• _INSTRUCTIONS TO FOLLOW_:
Write each line out exactly, leaving none out.
[Start]
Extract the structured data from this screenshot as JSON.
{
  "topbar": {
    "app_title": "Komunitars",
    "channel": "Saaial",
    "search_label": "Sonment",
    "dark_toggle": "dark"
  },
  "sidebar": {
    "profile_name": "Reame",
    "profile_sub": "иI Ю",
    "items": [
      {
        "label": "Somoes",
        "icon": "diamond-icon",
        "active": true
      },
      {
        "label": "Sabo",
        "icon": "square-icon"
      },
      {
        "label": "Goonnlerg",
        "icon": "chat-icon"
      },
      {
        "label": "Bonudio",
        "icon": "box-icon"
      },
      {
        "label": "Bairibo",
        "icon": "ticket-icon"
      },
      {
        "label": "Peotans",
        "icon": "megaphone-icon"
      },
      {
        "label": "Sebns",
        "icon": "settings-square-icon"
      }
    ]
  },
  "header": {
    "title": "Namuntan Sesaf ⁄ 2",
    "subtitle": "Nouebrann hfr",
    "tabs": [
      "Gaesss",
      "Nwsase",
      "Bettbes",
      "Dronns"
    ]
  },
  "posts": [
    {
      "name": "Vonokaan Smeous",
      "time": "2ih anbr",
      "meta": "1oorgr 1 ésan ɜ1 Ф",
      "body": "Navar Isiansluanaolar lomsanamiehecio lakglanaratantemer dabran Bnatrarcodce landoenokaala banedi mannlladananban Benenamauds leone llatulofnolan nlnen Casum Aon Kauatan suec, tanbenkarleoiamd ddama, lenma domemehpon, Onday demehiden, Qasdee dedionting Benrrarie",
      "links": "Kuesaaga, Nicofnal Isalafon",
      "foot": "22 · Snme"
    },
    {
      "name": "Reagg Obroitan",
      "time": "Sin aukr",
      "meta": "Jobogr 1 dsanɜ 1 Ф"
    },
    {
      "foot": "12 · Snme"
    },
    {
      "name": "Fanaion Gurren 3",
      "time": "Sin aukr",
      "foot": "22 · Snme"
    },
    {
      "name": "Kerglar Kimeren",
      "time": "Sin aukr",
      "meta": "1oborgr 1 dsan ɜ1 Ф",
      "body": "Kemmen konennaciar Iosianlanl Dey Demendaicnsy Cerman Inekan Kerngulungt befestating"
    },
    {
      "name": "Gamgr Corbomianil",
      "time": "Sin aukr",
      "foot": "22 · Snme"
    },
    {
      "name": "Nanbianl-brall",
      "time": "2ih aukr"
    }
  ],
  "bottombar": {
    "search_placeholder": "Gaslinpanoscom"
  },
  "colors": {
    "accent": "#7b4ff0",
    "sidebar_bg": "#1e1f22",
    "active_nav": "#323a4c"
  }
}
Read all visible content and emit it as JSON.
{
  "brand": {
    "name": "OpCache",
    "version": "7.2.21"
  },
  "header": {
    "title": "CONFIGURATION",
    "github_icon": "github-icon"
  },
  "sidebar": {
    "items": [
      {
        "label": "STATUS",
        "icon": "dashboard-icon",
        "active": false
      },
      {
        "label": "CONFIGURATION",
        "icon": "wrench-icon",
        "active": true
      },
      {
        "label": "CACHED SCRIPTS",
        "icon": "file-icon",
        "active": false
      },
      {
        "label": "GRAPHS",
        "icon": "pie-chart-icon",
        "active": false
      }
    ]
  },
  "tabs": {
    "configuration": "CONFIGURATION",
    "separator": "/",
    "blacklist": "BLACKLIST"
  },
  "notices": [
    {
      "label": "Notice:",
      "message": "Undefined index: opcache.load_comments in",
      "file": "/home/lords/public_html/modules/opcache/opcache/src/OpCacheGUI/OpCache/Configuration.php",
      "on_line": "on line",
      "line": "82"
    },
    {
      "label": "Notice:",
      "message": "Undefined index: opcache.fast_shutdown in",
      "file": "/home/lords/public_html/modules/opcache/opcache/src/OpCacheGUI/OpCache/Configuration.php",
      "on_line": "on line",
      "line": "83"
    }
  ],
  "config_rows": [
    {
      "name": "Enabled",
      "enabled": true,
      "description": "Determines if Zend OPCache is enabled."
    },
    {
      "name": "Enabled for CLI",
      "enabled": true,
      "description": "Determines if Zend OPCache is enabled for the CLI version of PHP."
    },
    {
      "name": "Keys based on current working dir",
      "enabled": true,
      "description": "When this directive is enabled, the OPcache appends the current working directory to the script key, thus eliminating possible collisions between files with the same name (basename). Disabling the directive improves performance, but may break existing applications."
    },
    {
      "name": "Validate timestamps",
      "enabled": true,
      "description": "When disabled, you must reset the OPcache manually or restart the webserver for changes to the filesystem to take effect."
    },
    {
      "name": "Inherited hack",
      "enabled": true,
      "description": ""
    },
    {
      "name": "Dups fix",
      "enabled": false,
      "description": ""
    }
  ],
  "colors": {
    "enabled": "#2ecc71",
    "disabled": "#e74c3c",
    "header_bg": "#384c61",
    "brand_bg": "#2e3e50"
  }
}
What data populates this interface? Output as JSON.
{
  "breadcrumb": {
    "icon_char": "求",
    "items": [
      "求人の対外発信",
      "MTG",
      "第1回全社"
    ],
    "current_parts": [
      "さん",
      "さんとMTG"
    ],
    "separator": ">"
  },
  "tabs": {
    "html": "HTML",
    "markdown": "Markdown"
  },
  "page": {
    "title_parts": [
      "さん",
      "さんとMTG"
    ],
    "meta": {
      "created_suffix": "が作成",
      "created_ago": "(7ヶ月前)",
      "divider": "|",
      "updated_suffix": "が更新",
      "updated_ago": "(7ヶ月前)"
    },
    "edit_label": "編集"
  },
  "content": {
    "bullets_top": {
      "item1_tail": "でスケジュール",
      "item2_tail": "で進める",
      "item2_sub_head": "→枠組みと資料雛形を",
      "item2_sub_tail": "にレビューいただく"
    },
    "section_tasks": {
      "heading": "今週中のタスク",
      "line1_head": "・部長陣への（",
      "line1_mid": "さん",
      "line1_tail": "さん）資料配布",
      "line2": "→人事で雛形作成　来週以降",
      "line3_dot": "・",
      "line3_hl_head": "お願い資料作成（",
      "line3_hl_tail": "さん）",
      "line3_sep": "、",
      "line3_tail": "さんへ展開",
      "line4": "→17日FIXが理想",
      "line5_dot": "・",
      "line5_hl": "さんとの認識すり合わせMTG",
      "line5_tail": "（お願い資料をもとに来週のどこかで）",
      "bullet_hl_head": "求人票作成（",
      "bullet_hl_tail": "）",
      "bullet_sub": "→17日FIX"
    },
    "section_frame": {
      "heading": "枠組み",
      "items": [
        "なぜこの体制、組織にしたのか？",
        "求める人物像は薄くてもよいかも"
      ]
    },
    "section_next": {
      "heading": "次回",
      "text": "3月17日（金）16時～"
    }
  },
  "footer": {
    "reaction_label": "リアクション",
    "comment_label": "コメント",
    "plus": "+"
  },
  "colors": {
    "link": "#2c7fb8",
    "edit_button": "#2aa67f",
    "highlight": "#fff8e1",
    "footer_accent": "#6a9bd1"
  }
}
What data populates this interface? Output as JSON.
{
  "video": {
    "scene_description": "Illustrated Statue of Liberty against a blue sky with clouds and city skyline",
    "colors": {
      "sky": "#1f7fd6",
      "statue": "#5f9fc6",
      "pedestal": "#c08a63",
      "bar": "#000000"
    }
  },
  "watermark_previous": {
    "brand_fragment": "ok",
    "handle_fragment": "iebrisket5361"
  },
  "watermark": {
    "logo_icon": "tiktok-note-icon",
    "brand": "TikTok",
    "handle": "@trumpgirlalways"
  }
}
[End]
• _TASK SOLUTION_:
Extract the structured data from this screenshot as JSON.
{
  "topbar": {
    "app_title": "Komunitars",
    "channel": "Saaial",
    "search_label": "Sonment",
    "dark_toggle": "dark"
  },
  "sidebar": {
    "profile_name": "Reame",
    "profile_sub": "иI Ю",
    "items": [
      {
        "label": "Somoes",
        "icon": "diamond-icon",
        "active": true
      },
      {
        "label": "Sabo",
        "icon": "square-icon"
      },
      {
        "label": "Goonnlerg",
        "icon": "chat-icon"
      },
      {
        "label": "Bonudio",
        "icon": "box-icon"
      },
      {
        "label": "Bairibo",
        "icon": "ticket-icon"
      },
      {
        "label": "Peotans",
        "icon": "megaphone-icon"
      },
      {
        "label": "Sebns",
        "icon": "settings-square-icon"
      }
    ]
  },
  "header": {
    "title": "Namuntan Sesaf ⁄ 2",
    "subtitle": "Nouebrann hfr",
    "tabs": [
      "Gaesss",
      "Nwsase",
      "Bettbes",
      "Dronns"
    ]
  },
  "posts": [
    {
      "name": "Vonokaan Smeous",
      "time": "2ih anbr",
      "meta": "1oorgr 1 ésan ɜ1 Ф",
      "body": "Navar Isiansluanaolar lomsanamiehecio lakglanaratantemer dabran Bnatrarcodce landoenokaala banedi mannlladananban Benenamauds leone llatulofnolan nlnen Casum Aon Kauatan suec, tanbenkarleoiamd ddama, lenma domemehpon, Onday demehiden, Qasdee dedionting Benrrarie",
      "links": "Kuesaaga, Nicofnal Isalafon",
      "foot": "22 · Snme"
    },
    {
      "name": "Reagg Obroitan",
      "time": "Sin aukr",
      "meta": "Jobogr 1 dsanɜ 1 Ф"
    },
    {
      "foot": "12 · Snme"
    },
    {
      "name": "Fanaion Gurren 3",
      "time": "Sin aukr",
      "foot": "22 · Snme"
    },
    {
      "name": "Kerglar Kimeren",
      "time": "Sin aukr",
      "meta": "1oborgr 1 dsan ɜ1 Ф",
      "body": "Kemmen konennaciar Iosianlanl Dey Demendaicnsy Cerman Inekan Kerngulungt befestating"
    },
    {
      "name": "Gamgr Corbomianil",
      "time": "Sin aukr",
      "foot": "22 · Snme"
    },
    {
      "name": "Nanbianl-brall",
      "time": "2ih aukr"
    }
  ],
  "bottombar": {
    "search_placeholder": "Gaslinpanoscom"
  },
  "colors": {
    "accent": "#7b4ff0",
    "sidebar_bg": "#1e1f22",
    "active_nav": "#323a4c"
  }
}
Read all visible content and emit it as JSON.
{
  "brand": {
    "name": "OpCache",
    "version": "7.2.21"
  },
  "header": {
    "title": "CONFIGURATION",
    "github_icon": "github-icon"
  },
  "sidebar": {
    "items": [
      {
        "label": "STATUS",
        "icon": "dashboard-icon",
        "active": false
      },
      {
        "label": "CONFIGURATION",
        "icon": "wrench-icon",
        "active": true
      },
      {
        "label": "CACHED SCRIPTS",
        "icon": "file-icon",
        "active": false
      },
      {
        "label": "GRAPHS",
        "icon": "pie-chart-icon",
        "active": false
      }
    ]
  },
  "tabs": {
    "configuration": "CONFIGURATION",
    "separator": "/",
    "blacklist": "BLACKLIST"
  },
  "notices": [
    {
      "label": "Notice:",
      "message": "Undefined index: opcache.load_comments in",
      "file": "/home/lords/public_html/modules/opcache/opcache/src/OpCacheGUI/OpCache/Configuration.php",
      "on_line": "on line",
      "line": "82"
    },
    {
      "label": "Notice:",
      "message": "Undefined index: opcache.fast_shutdown in",
      "file": "/home/lords/public_html/modules/opcache/opcache/src/OpCacheGUI/OpCache/Configuration.php",
      "on_line": "on line",
      "line": "83"
    }
  ],
  "config_rows": [
    {
      "name": "Enabled",
      "enabled": true,
      "description": "Determines if Zend OPCache is enabled."
    },
    {
      "name": "Enabled for CLI",
      "enabled": true,
      "description": "Determines if Zend OPCache is enabled for the CLI version of PHP."
    },
    {
      "name": "Keys based on current working dir",
      "enabled": true,
      "description": "When this directive is enabled, the OPcache appends the current working directory to the script key, thus eliminating possible collisions between files with the same name (basename). Disabling the directive improves performance, but may break existing applications."
    },
    {
      "name": "Validate timestamps",
      "enabled": true,
      "description": "When disabled, you must reset the OPcache manually or restart the webserver for changes to the filesystem to take effect."
    },
    {
      "name": "Inherited hack",
      "enabled": true,
      "description": ""
    },
    {
      "name": "Dups fix",
      "enabled": false,
      "description": ""
    }
  ],
  "colors": {
    "enabled": "#2ecc71",
    "disabled": "#e74c3c",
    "header_bg": "#384c61",
    "brand_bg": "#2e3e50"
  }
}
What data populates this interface? Output as JSON.
{
  "breadcrumb": {
    "icon_char": "求",
    "items": [
      "求人の対外発信",
      "MTG",
      "第1回全社"
    ],
    "current_parts": [
      "さん",
      "さんとMTG"
    ],
    "separator": ">"
  },
  "tabs": {
    "html": "HTML",
    "markdown": "Markdown"
  },
  "page": {
    "title_parts": [
      "さん",
      "さんとMTG"
    ],
    "meta": {
      "created_suffix": "が作成",
      "created_ago": "(7ヶ月前)",
      "divider": "|",
      "updated_suffix": "が更新",
      "updated_ago": "(7ヶ月前)"
    },
    "edit_label": "編集"
  },
  "content": {
    "bullets_top": {
      "item1_tail": "でスケジュール",
      "item2_tail": "で進める",
      "item2_sub_head": "→枠組みと資料雛形を",
      "item2_sub_tail": "にレビューいただく"
    },
    "section_tasks": {
      "heading": "今週中のタスク",
      "line1_head": "・部長陣への（",
      "line1_mid": "さん",
      "line1_tail": "さん）資料配布",
      "line2": "→人事で雛形作成　来週以降",
      "line3_dot": "・",
      "line3_hl_head": "お願い資料作成（",
      "line3_hl_tail": "さん）",
      "line3_sep": "、",
      "line3_tail": "さんへ展開",
      "line4": "→17日FIXが理想",
      "line5_dot": "・",
      "line5_hl": "さんとの認識すり合わせMTG",
      "line5_tail": "（お願い資料をもとに来週のどこかで）",
      "bullet_hl_head": "求人票作成（",
      "bullet_hl_tail": "）",
      "bullet_sub": "→17日FIX"
    },
    "section_frame": {
      "heading": "枠組み",
      "items": [
        "なぜこの体制、組織にしたのか？",
        "求める人物像は薄くてもよいかも"
      ]
    },
    "section_next": {
      "heading": "次回",
      "text": "3月17日（金）16時～"
    }
  },
  "footer": {
    "reaction_label": "リアクション",
    "comment_label": "コメント",
    "plus": "+"
  },
  "colors": {
    "link": "#2c7fb8",
    "edit_button": "#2aa67f",
    "highlight": "#fff8e1",
    "footer_accent": "#6a9bd1"
  }
}
What data populates this interface? Output as JSON.
{
  "video": {
    "scene_description": "Illustrated Statue of Liberty against a blue sky with clouds and city skyline",
    "colors": {
      "sky": "#1f7fd6",
      "statue": "#5f9fc6",
      "pedestal": "#c08a63",
      "bar": "#000000"
    }
  },
  "watermark_previous": {
    "brand_fragment": "ok",
    "handle_fragment": "iebrisket5361"
  },
  "watermark": {
    "logo_icon": "tiktok-note-icon",
    "brand": "TikTok",
    "handle": "@trumpgirlalways"
  }
}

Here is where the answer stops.